+++ Data +++

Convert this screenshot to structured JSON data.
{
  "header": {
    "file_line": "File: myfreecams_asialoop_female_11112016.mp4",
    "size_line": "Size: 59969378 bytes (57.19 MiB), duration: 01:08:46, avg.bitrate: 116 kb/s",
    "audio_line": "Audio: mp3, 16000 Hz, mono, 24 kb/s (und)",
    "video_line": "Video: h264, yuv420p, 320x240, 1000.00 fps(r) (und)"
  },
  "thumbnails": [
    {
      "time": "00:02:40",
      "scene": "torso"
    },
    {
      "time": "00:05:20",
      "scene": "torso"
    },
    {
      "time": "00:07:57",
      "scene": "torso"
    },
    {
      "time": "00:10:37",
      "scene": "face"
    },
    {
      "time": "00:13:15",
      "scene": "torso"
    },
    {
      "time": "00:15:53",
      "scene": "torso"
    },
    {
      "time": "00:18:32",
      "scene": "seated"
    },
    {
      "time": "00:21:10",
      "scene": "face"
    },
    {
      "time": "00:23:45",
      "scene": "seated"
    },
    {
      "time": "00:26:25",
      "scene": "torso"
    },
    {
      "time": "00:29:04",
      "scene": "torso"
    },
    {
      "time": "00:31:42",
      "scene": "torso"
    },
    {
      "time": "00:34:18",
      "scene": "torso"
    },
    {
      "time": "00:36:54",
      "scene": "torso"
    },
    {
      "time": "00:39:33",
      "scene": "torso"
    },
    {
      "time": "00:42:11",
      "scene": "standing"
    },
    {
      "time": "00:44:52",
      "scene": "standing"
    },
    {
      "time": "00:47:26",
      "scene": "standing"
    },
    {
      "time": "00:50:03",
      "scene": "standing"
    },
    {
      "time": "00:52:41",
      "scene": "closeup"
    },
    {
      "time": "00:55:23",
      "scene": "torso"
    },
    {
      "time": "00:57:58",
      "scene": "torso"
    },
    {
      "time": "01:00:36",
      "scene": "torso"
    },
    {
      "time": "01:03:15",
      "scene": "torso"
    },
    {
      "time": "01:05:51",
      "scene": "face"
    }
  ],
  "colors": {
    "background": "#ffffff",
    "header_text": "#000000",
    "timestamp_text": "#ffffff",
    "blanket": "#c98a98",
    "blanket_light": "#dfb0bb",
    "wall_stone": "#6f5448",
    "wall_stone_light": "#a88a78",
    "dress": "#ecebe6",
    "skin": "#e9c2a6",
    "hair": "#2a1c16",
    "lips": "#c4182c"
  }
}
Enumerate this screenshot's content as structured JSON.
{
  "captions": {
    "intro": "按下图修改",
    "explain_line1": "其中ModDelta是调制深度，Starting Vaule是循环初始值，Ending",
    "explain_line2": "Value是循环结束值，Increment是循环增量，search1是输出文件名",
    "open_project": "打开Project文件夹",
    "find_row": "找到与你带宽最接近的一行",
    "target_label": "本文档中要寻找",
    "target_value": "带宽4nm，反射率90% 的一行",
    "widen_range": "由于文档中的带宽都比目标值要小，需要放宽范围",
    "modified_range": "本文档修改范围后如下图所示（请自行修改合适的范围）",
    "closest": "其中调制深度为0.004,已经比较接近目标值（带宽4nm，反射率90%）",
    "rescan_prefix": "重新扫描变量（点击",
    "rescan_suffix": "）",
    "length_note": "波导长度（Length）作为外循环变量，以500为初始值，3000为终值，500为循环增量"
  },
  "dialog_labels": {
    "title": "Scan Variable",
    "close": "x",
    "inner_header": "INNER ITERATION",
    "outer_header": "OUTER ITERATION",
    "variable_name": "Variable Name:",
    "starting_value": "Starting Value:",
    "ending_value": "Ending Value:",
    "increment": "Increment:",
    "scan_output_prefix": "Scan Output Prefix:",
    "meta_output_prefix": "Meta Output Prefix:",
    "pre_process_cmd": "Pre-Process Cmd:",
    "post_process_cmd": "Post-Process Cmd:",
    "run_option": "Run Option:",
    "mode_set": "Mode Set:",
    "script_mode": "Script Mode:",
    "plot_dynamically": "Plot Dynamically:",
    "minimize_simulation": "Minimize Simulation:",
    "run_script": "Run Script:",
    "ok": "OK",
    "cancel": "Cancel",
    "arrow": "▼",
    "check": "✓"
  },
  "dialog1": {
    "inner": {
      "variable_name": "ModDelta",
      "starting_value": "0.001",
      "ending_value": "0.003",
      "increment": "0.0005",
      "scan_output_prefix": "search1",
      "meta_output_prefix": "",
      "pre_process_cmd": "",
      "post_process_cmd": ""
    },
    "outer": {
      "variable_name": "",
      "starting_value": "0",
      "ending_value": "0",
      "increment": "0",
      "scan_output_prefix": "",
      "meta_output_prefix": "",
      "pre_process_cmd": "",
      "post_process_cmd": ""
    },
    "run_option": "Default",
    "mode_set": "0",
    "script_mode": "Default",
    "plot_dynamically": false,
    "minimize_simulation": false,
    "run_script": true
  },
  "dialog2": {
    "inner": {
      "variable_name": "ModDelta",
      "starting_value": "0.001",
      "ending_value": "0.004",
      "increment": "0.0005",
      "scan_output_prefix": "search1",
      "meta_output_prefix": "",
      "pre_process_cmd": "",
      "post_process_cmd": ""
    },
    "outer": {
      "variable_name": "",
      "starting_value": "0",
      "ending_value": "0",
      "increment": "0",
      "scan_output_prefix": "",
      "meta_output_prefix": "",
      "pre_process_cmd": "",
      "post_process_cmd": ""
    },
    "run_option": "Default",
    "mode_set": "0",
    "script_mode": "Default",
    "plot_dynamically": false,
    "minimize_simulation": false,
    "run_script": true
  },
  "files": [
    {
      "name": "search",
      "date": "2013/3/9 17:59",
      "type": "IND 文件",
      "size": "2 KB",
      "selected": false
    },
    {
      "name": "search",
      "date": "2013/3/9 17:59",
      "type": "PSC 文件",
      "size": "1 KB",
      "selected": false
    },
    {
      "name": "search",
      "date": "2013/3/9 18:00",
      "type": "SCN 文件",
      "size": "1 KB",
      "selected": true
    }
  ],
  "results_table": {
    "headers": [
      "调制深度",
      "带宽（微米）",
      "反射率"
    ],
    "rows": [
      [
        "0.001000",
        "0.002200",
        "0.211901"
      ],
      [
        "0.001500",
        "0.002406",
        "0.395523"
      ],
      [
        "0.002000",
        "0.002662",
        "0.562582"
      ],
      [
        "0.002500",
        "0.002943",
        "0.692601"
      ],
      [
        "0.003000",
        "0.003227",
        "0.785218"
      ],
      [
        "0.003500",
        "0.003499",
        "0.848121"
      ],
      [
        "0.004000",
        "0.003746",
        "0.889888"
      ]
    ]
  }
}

+++

**The request**:
Pull out every line above that holds the word "this".

**Finished answer**:
Convert this screenshot to structured JSON data.
Enumerate this screenshot's content as structured JSON.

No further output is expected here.